OBJECTIVE - For each line below that includes the word "历年总营收", make a copy.

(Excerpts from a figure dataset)
——

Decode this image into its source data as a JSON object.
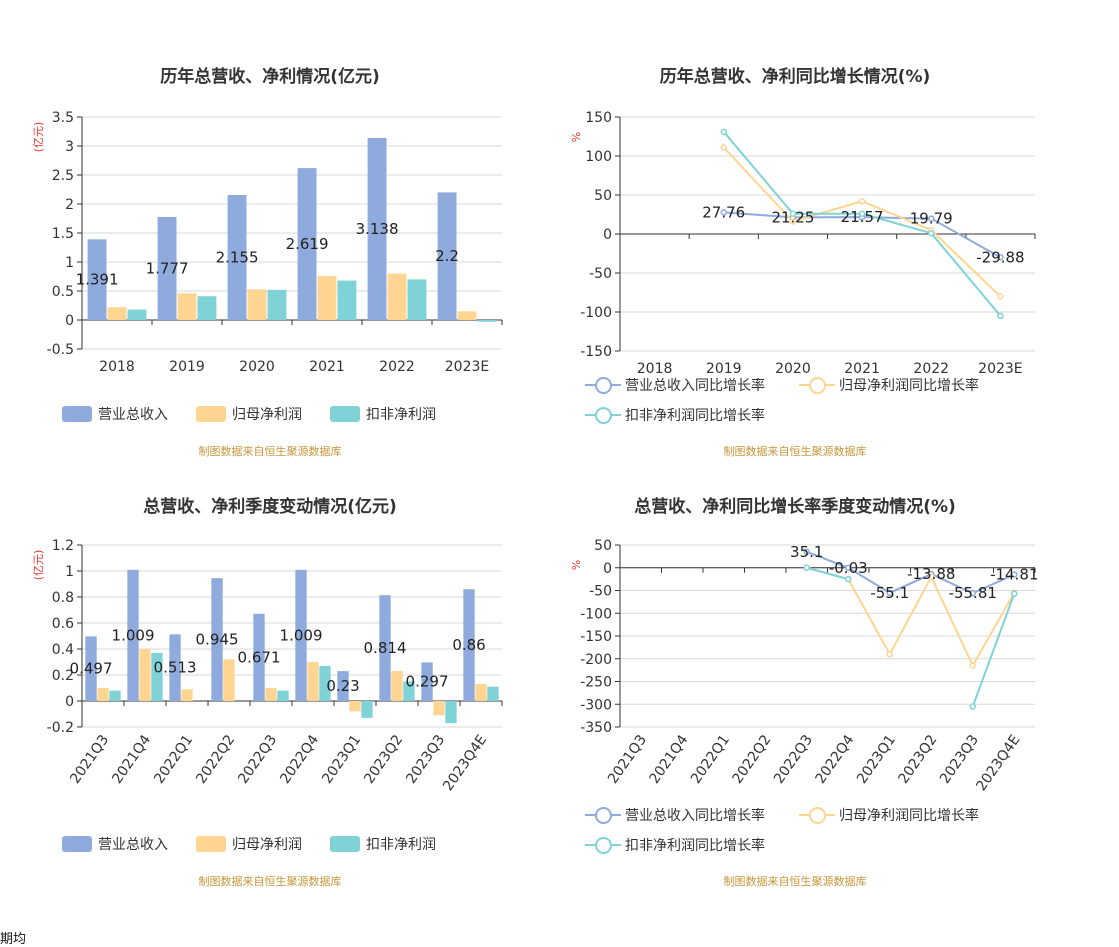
{
  "source_note": "制图数据来自恒生聚源数据库",
  "bottom_text": "期均",
  "colors": {
    "revenue": "#8faadc",
    "net": "#ffd591",
    "deduct": "#7fd3d7",
    "unit": "#e53935",
    "source": "#c8963a"
  },
  "chart_data": [
    {
      "type": "bar",
      "title": "历年总营收、净利情况(亿元)",
      "ylabel": "(亿元)",
      "ylim": [
        -0.5,
        3.5
      ],
      "yticks": [
        "3.5",
        "3",
        "2.5",
        "2",
        "1.5",
        "1",
        "0.5",
        "0",
        "-0.5"
      ],
      "ytick_values": [
        3.5,
        3,
        2.5,
        2,
        1.5,
        1,
        0.5,
        0,
        -0.5
      ],
      "categories": [
        "2018",
        "2019",
        "2020",
        "2021",
        "2022",
        "2023E"
      ],
      "series": [
        {
          "name": "营业总收入",
          "values": [
            1.391,
            1.777,
            2.155,
            2.619,
            3.138,
            2.2
          ]
        },
        {
          "name": "归母净利润",
          "values": [
            0.22,
            0.46,
            0.53,
            0.76,
            0.8,
            0.15
          ]
        },
        {
          "name": "扣非净利润",
          "values": [
            0.18,
            0.41,
            0.52,
            0.68,
            0.7,
            -0.03
          ]
        }
      ],
      "labels": [
        "1.391",
        "1.777",
        "2.155",
        "2.619",
        "3.138",
        "2.2"
      ],
      "legend": "bottom"
    },
    {
      "type": "line",
      "title": "历年总营收、净利同比增长情况(%)",
      "ylabel": "%",
      "ylim": [
        -150,
        150
      ],
      "yticks": [
        "150",
        "100",
        "50",
        "0",
        "-50",
        "-100",
        "-150"
      ],
      "ytick_values": [
        150,
        100,
        50,
        0,
        -50,
        -100,
        -150
      ],
      "categories": [
        "2018",
        "2019",
        "2020",
        "2021",
        "2022",
        "2023E"
      ],
      "series": [
        {
          "name": "营业总收入同比增长率",
          "values": [
            null,
            27.76,
            21.25,
            21.57,
            19.79,
            -29.88
          ]
        },
        {
          "name": "归母净利润同比增长率",
          "values": [
            null,
            111,
            16,
            42,
            5,
            -80
          ]
        },
        {
          "name": "扣非净利润同比增长率",
          "values": [
            null,
            131,
            26,
            26,
            1,
            -105
          ]
        }
      ],
      "labels": [
        null,
        "27.76",
        "21.25",
        "21.57",
        "19.79",
        "-29.88"
      ],
      "legend": "bottom"
    },
    {
      "type": "bar",
      "title": "总营收、净利季度变动情况(亿元)",
      "ylabel": "(亿元)",
      "ylim": [
        -0.2,
        1.2
      ],
      "yticks": [
        "1.2",
        "1",
        "0.8",
        "0.6",
        "0.4",
        "0.2",
        "0",
        "-0.2"
      ],
      "ytick_values": [
        1.2,
        1,
        0.8,
        0.6,
        0.4,
        0.2,
        0,
        -0.2
      ],
      "categories": [
        "2021Q3",
        "2021Q4",
        "2022Q1",
        "2022Q2",
        "2022Q3",
        "2022Q4",
        "2023Q1",
        "2023Q2",
        "2023Q3",
        "2023Q4E"
      ],
      "series": [
        {
          "name": "营业总收入",
          "values": [
            0.497,
            1.009,
            0.513,
            0.945,
            0.671,
            1.009,
            0.23,
            0.814,
            0.297,
            0.86
          ]
        },
        {
          "name": "归母净利润",
          "values": [
            0.1,
            0.4,
            0.09,
            0.32,
            0.1,
            0.3,
            -0.08,
            0.23,
            -0.11,
            0.13
          ]
        },
        {
          "name": "扣非净利润",
          "values": [
            0.08,
            0.37,
            null,
            null,
            0.08,
            0.27,
            -0.13,
            0.15,
            -0.17,
            0.11
          ]
        }
      ],
      "labels": [
        "0.497",
        "1.009",
        "0.513",
        "0.945",
        "0.671",
        "1.009",
        "0.23",
        "0.814",
        "0.297",
        "0.86"
      ],
      "legend": "bottom"
    },
    {
      "type": "line",
      "title": "总营收、净利同比增长率季度变动情况(%)",
      "ylabel": "%",
      "ylim": [
        -350,
        50
      ],
      "yticks": [
        "50",
        "0",
        "-50",
        "-100",
        "-150",
        "-200",
        "-250",
        "-300",
        "-350"
      ],
      "ytick_values": [
        50,
        0,
        -50,
        -100,
        -150,
        -200,
        -250,
        -300,
        -350
      ],
      "categories": [
        "2021Q3",
        "2021Q4",
        "2022Q1",
        "2022Q2",
        "2022Q3",
        "2022Q4",
        "2023Q1",
        "2023Q2",
        "2023Q3",
        "2023Q4E"
      ],
      "series": [
        {
          "name": "营业总收入同比增长率",
          "values": [
            null,
            null,
            null,
            null,
            35.1,
            -0.03,
            -55.1,
            -13.88,
            -55.81,
            -14.81
          ]
        },
        {
          "name": "归母净利润同比增长率",
          "values": [
            null,
            null,
            null,
            null,
            0,
            -25,
            -190,
            -20,
            -215,
            -55
          ]
        },
        {
          "name": "扣非净利润同比增长率",
          "values": [
            null,
            null,
            null,
            null,
            0,
            -25,
            null,
            null,
            -305,
            -57
          ]
        }
      ],
      "labels": [
        null,
        null,
        null,
        null,
        "35.1",
        "-0.03",
        "-55.1",
        "-13.88",
        "-55.81",
        "-14.81"
      ],
      "legend": "bottom"
    }
  ]
}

——

EXERCISE RESULT -
      "title": "历年总营收、净利情况(亿元)",
      "title": "历年总营收、净利同比增长情况(%)",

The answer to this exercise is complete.